## What is needed
Quote all of the data exactly as given. Skip every picture it contains.

## Stored dataset items

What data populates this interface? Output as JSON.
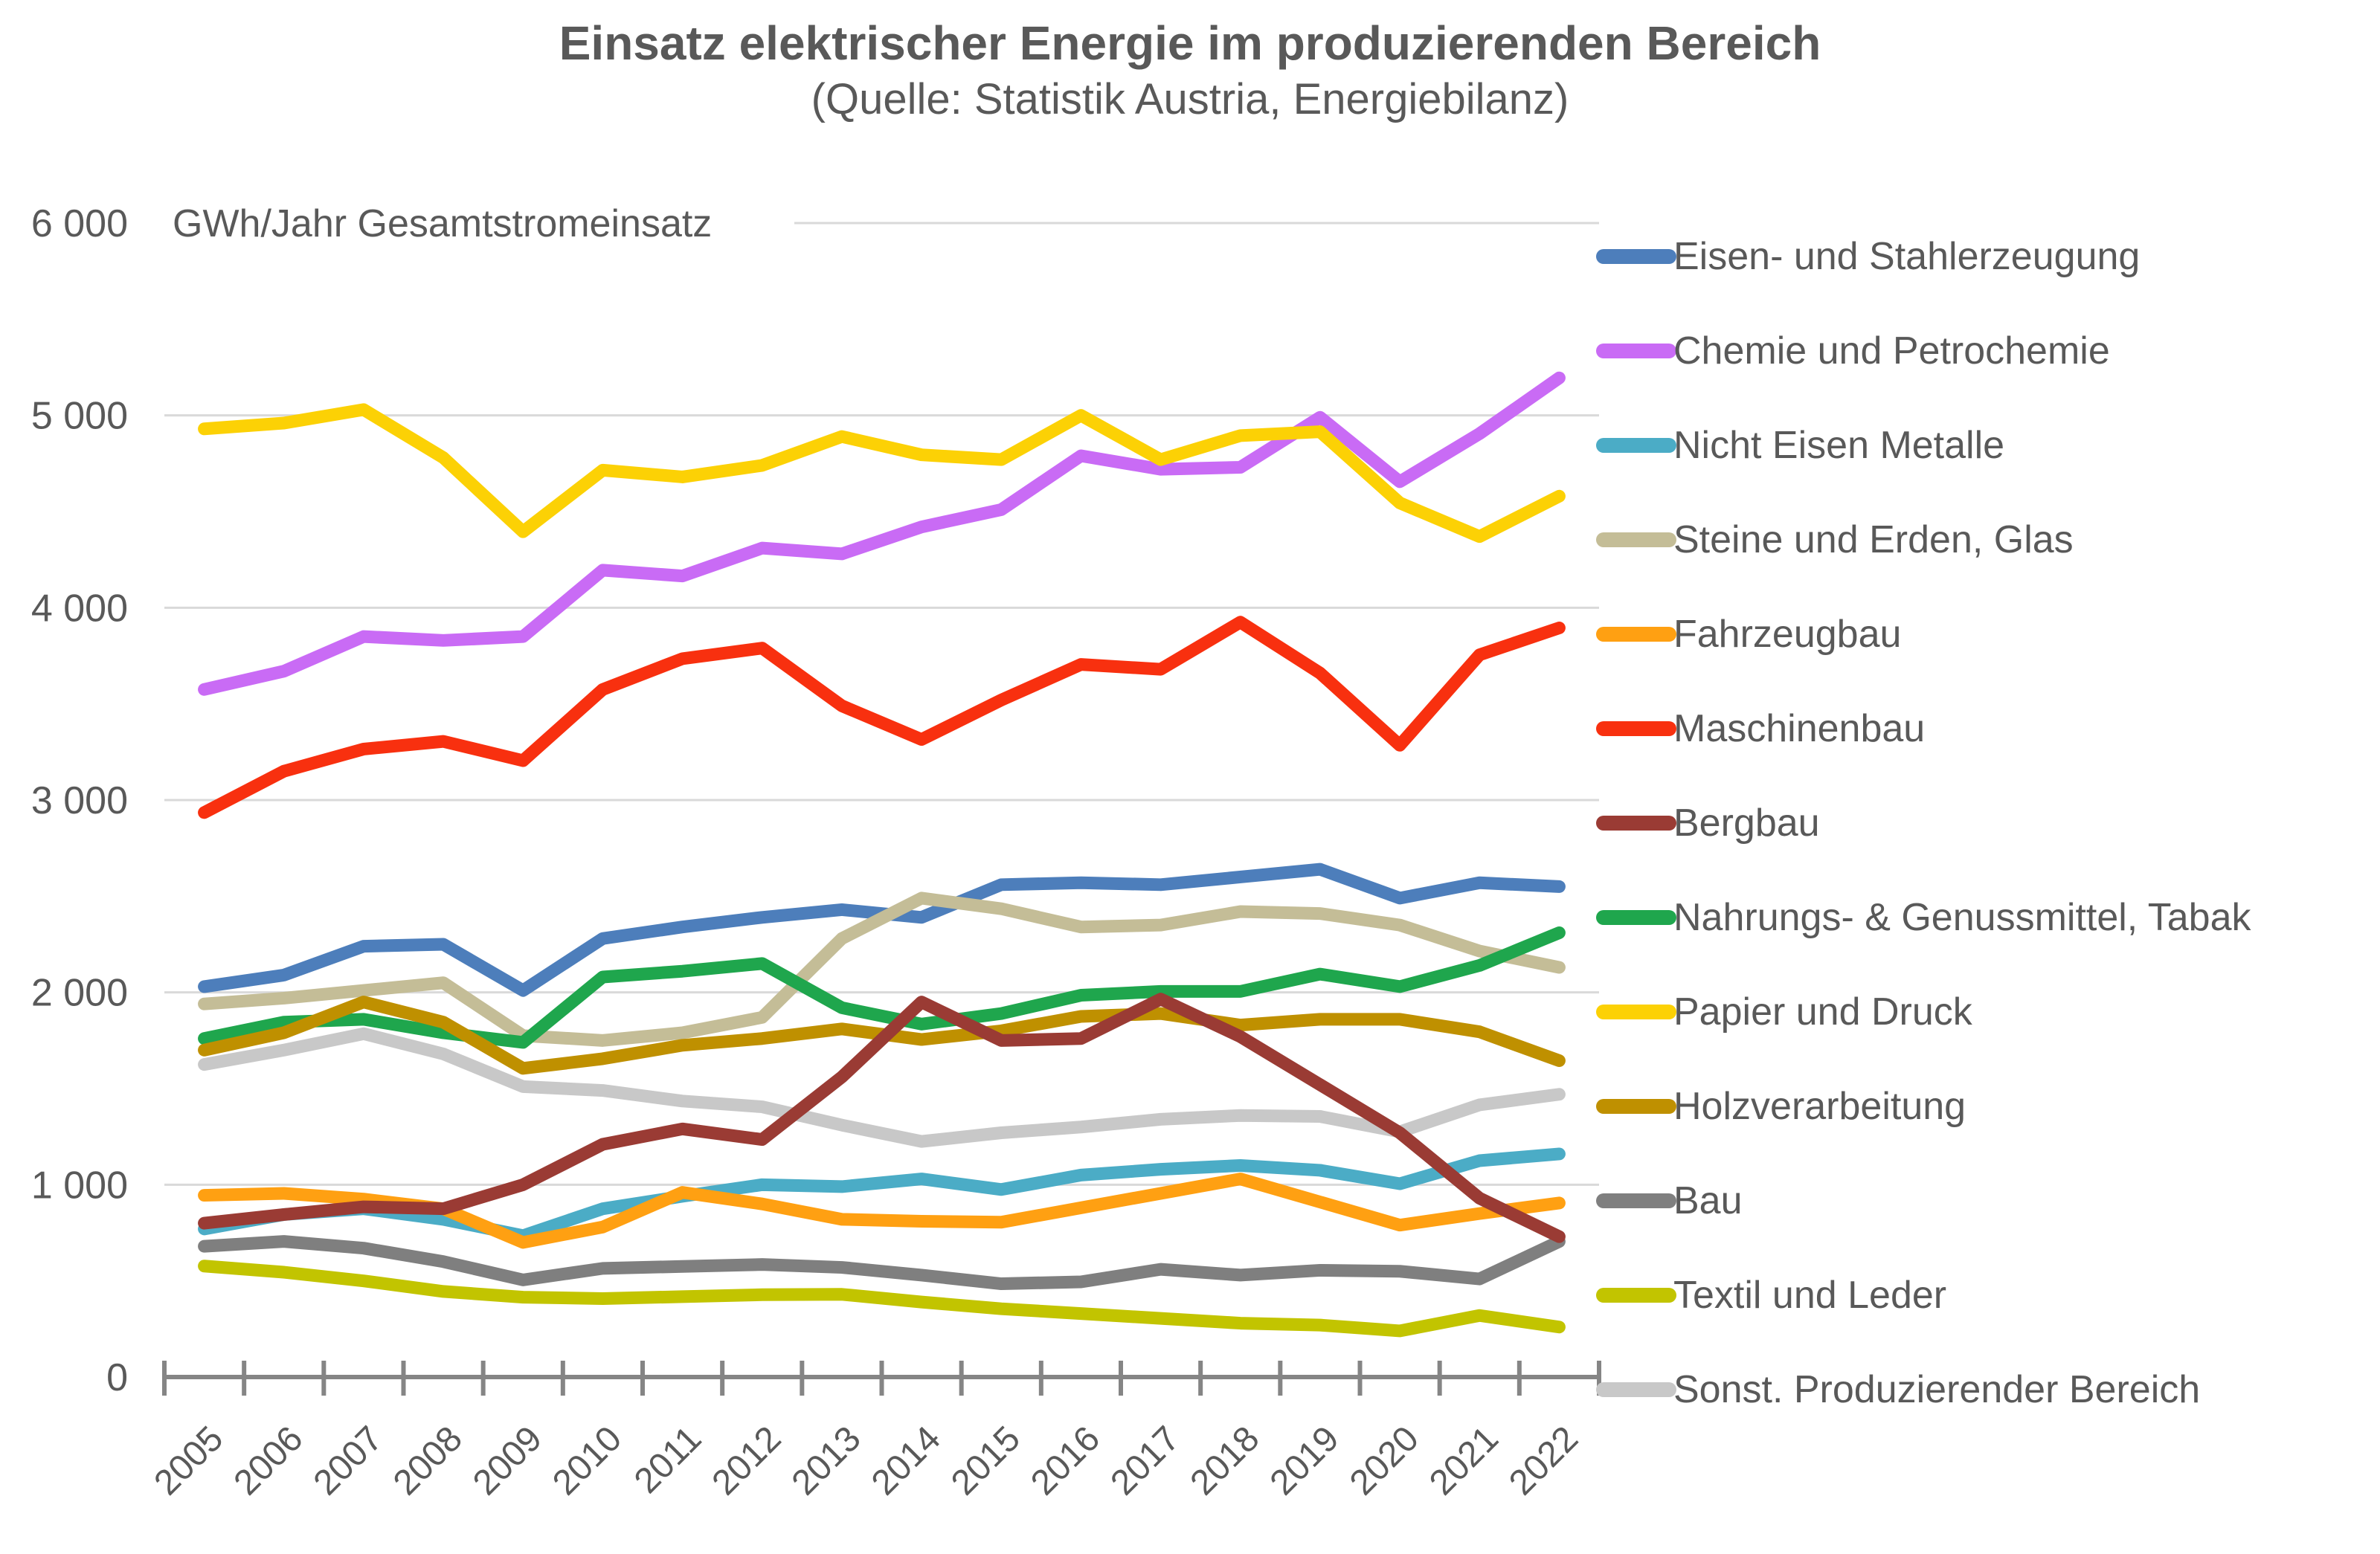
{
  "title": "Einsatz elektrischer Energie im produzierenden Bereich",
  "subtitle": "(Quelle: Statistik Austria, Energiebilanz)",
  "chart_data": {
    "type": "line",
    "unit_label": "GWh/Jahr Gesamtstromeinsatz",
    "categories": [
      2005,
      2006,
      2007,
      2008,
      2009,
      2010,
      2011,
      2012,
      2013,
      2014,
      2015,
      2016,
      2017,
      2018,
      2019,
      2020,
      2021,
      2022
    ],
    "ylim": [
      0,
      6000
    ],
    "yticks": [
      {
        "value": 6000,
        "label": "6 000"
      },
      {
        "value": 5000,
        "label": "5 000"
      },
      {
        "value": 4000,
        "label": "4 000"
      },
      {
        "value": 3000,
        "label": "3 000"
      },
      {
        "value": 2000,
        "label": "2 000"
      },
      {
        "value": 1000,
        "label": "1 000"
      },
      {
        "value": 0,
        "label": "0"
      }
    ],
    "grid": "horizontal",
    "legend_position": "right",
    "text_color": "#595959",
    "grid_color": "#D9D9D9",
    "axis_color": "#858585",
    "series": [
      {
        "name": "Eisen- und Stahlerzeugung",
        "color": "#4D7EBB",
        "values": [
          2030,
          2090,
          2240,
          2250,
          2010,
          2280,
          2340,
          2390,
          2430,
          2390,
          2560,
          2570,
          2560,
          2600,
          2640,
          2490,
          2570,
          2550
        ]
      },
      {
        "name": "Chemie und  Petrochemie",
        "color": "#C96BF5",
        "values": [
          3575,
          3670,
          3850,
          3830,
          3850,
          4195,
          4165,
          4310,
          4280,
          4420,
          4510,
          4790,
          4720,
          4730,
          4990,
          4655,
          4905,
          5195
        ]
      },
      {
        "name": "Nicht Eisen Metalle",
        "color": "#4BACC6",
        "values": [
          770,
          845,
          875,
          820,
          735,
          875,
          940,
          1000,
          990,
          1030,
          975,
          1050,
          1080,
          1100,
          1075,
          1005,
          1125,
          1160
        ]
      },
      {
        "name": "Steine und Erden, Glas",
        "color": "#C4BD97",
        "values": [
          1940,
          1970,
          2010,
          2050,
          1775,
          1750,
          1790,
          1870,
          2280,
          2490,
          2435,
          2340,
          2350,
          2420,
          2410,
          2350,
          2215,
          2130
        ]
      },
      {
        "name": "Fahrzeugbau",
        "color": "#FFA012",
        "values": [
          945,
          955,
          925,
          875,
          700,
          780,
          960,
          900,
          820,
          810,
          805,
          880,
          955,
          1030,
          910,
          790,
          850,
          905
        ]
      },
      {
        "name": "Maschinenbau",
        "color": "#F8300F",
        "values": [
          2935,
          3150,
          3265,
          3305,
          3205,
          3575,
          3735,
          3790,
          3490,
          3315,
          3520,
          3705,
          3680,
          3925,
          3660,
          3285,
          3755,
          3895
        ]
      },
      {
        "name": "Bergbau",
        "color": "#9A3B34",
        "values": [
          800,
          845,
          885,
          875,
          1000,
          1210,
          1290,
          1235,
          1560,
          1950,
          1750,
          1760,
          1965,
          1770,
          1520,
          1270,
          930,
          730
        ]
      },
      {
        "name": "Nahrungs- & Genussmittel, Tabak",
        "color": "#1FA64D",
        "values": [
          1760,
          1845,
          1860,
          1790,
          1740,
          2080,
          2110,
          2150,
          1920,
          1835,
          1890,
          1985,
          2005,
          2005,
          2095,
          2030,
          2140,
          2310
        ]
      },
      {
        "name": "Papier und Druck",
        "color": "#FCD105",
        "values": [
          4930,
          4960,
          5030,
          4780,
          4395,
          4715,
          4680,
          4740,
          4890,
          4795,
          4770,
          5000,
          4770,
          4895,
          4915,
          4545,
          4370,
          4580
        ]
      },
      {
        "name": "Holzverarbeitung",
        "color": "#BF9000",
        "values": [
          1700,
          1790,
          1950,
          1845,
          1605,
          1655,
          1725,
          1760,
          1810,
          1755,
          1800,
          1875,
          1890,
          1830,
          1860,
          1860,
          1795,
          1645
        ]
      },
      {
        "name": "Bau",
        "color": "#7F7F7F",
        "values": [
          680,
          705,
          670,
          600,
          505,
          565,
          575,
          585,
          570,
          530,
          485,
          495,
          560,
          530,
          555,
          550,
          510,
          705
        ]
      },
      {
        "name": "Textil und Leder",
        "color": "#C2C400",
        "values": [
          577,
          545,
          500,
          445,
          415,
          408,
          418,
          428,
          430,
          390,
          355,
          330,
          305,
          280,
          270,
          240,
          320,
          260
        ]
      },
      {
        "name": "Sonst. Produzierender Bereich",
        "color": "#C8C8C8",
        "values": [
          1625,
          1700,
          1785,
          1680,
          1510,
          1490,
          1435,
          1405,
          1310,
          1225,
          1270,
          1300,
          1340,
          1360,
          1355,
          1275,
          1415,
          1470
        ]
      }
    ]
  }
}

## Written reply
What data populates this interface? Output as JSON.
{
  "title": "Einsatz elektrischer Energie im produzierenden Bereich",
  "subtitle": "(Quelle: Statistik Austria, Energiebilanz)",
  "chart_data": {
    "type": "line",
    "unit_label": "GWh/Jahr Gesamtstromeinsatz",
    "categories": [
      2005,
      2006,
      2007,
      2008,
      2009,
      2010,
      2011,
      2012,
      2013,
      2014,
      2015,
      2016,
      2017,
      2018,
      2019,
      2020,
      2021,
      2022
    ],
    "ylim": [
      0,
      6000
    ],
    "yticks": [
      {
        "value": 6000,
        "label": "6 000"
      },
      {
        "value": 5000,
        "label": "5 000"
      },
      {
        "value": 4000,
        "label": "4 000"
      },
      {
        "value": 3000,
        "label": "3 000"
      },
      {
        "value": 2000,
        "label": "2 000"
      },
      {
        "value": 1000,
        "label": "1 000"
      },
      {
        "value": 0,
        "label": "0"
      }
    ],
    "grid": "horizontal",
    "legend_position": "right",
    "text_color": "#595959",
    "grid_color": "#D9D9D9",
    "axis_color": "#858585",
    "series": [
      {
        "name": "Eisen- und Stahlerzeugung",
        "color": "#4D7EBB",
        "values": [
          2030,
          2090,
          2240,
          2250,
          2010,
          2280,
          2340,
          2390,
          2430,
          2390,
          2560,
          2570,
          2560,
          2600,
          2640,
          2490,
          2570,
          2550
        ]
      },
      {
        "name": "Chemie und  Petrochemie",
        "color": "#C96BF5",
        "values": [
          3575,
          3670,
          3850,
          3830,
          3850,
          4195,
          4165,
          4310,
          4280,
          4420,
          4510,
          4790,
          4720,
          4730,
          4990,
          4655,
          4905,
          5195
        ]
      },
      {
        "name": "Nicht Eisen Metalle",
        "color": "#4BACC6",
        "values": [
          770,
          845,
          875,
          820,
          735,
          875,
          940,
          1000,
          990,
          1030,
          975,
          1050,
          1080,
          1100,
          1075,
          1005,
          1125,
          1160
        ]
      },
      {
        "name": "Steine und Erden, Glas",
        "color": "#C4BD97",
        "values": [
          1940,
          1970,
          2010,
          2050,
          1775,
          1750,
          1790,
          1870,
          2280,
          2490,
          2435,
          2340,
          2350,
          2420,
          2410,
          2350,
          2215,
          2130
        ]
      },
      {
        "name": "Fahrzeugbau",
        "color": "#FFA012",
        "values": [
          945,
          955,
          925,
          875,
          700,
          780,
          960,
          900,
          820,
          810,
          805,
          880,
          955,
          1030,
          910,
          790,
          850,
          905
        ]
      },
      {
        "name": "Maschinenbau",
        "color": "#F8300F",
        "values": [
          2935,
          3150,
          3265,
          3305,
          3205,
          3575,
          3735,
          3790,
          3490,
          3315,
          3520,
          3705,
          3680,
          3925,
          3660,
          3285,
          3755,
          3895
        ]
      },
      {
        "name": "Bergbau",
        "color": "#9A3B34",
        "values": [
          800,
          845,
          885,
          875,
          1000,
          1210,
          1290,
          1235,
          1560,
          1950,
          1750,
          1760,
          1965,
          1770,
          1520,
          1270,
          930,
          730
        ]
      },
      {
        "name": "Nahrungs- & Genussmittel, Tabak",
        "color": "#1FA64D",
        "values": [
          1760,
          1845,
          1860,
          1790,
          1740,
          2080,
          2110,
          2150,
          1920,
          1835,
          1890,
          1985,
          2005,
          2005,
          2095,
          2030,
          2140,
          2310
        ]
      },
      {
        "name": "Papier und Druck",
        "color": "#FCD105",
        "values": [
          4930,
          4960,
          5030,
          4780,
          4395,
          4715,
          4680,
          4740,
          4890,
          4795,
          4770,
          5000,
          4770,
          4895,
          4915,
          4545,
          4370,
          4580
        ]
      },
      {
        "name": "Holzverarbeitung",
        "color": "#BF9000",
        "values": [
          1700,
          1790,
          1950,
          1845,
          1605,
          1655,
          1725,
          1760,
          1810,
          1755,
          1800,
          1875,
          1890,
          1830,
          1860,
          1860,
          1795,
          1645
        ]
      },
      {
        "name": "Bau",
        "color": "#7F7F7F",
        "values": [
          680,
          705,
          670,
          600,
          505,
          565,
          575,
          585,
          570,
          530,
          485,
          495,
          560,
          530,
          555,
          550,
          510,
          705
        ]
      },
      {
        "name": "Textil und Leder",
        "color": "#C2C400",
        "values": [
          577,
          545,
          500,
          445,
          415,
          408,
          418,
          428,
          430,
          390,
          355,
          330,
          305,
          280,
          270,
          240,
          320,
          260
        ]
      },
      {
        "name": "Sonst. Produzierender Bereich",
        "color": "#C8C8C8",
        "values": [
          1625,
          1700,
          1785,
          1680,
          1510,
          1490,
          1435,
          1405,
          1310,
          1225,
          1270,
          1300,
          1340,
          1360,
          1355,
          1275,
          1415,
          1470
        ]
      }
    ]
  }
}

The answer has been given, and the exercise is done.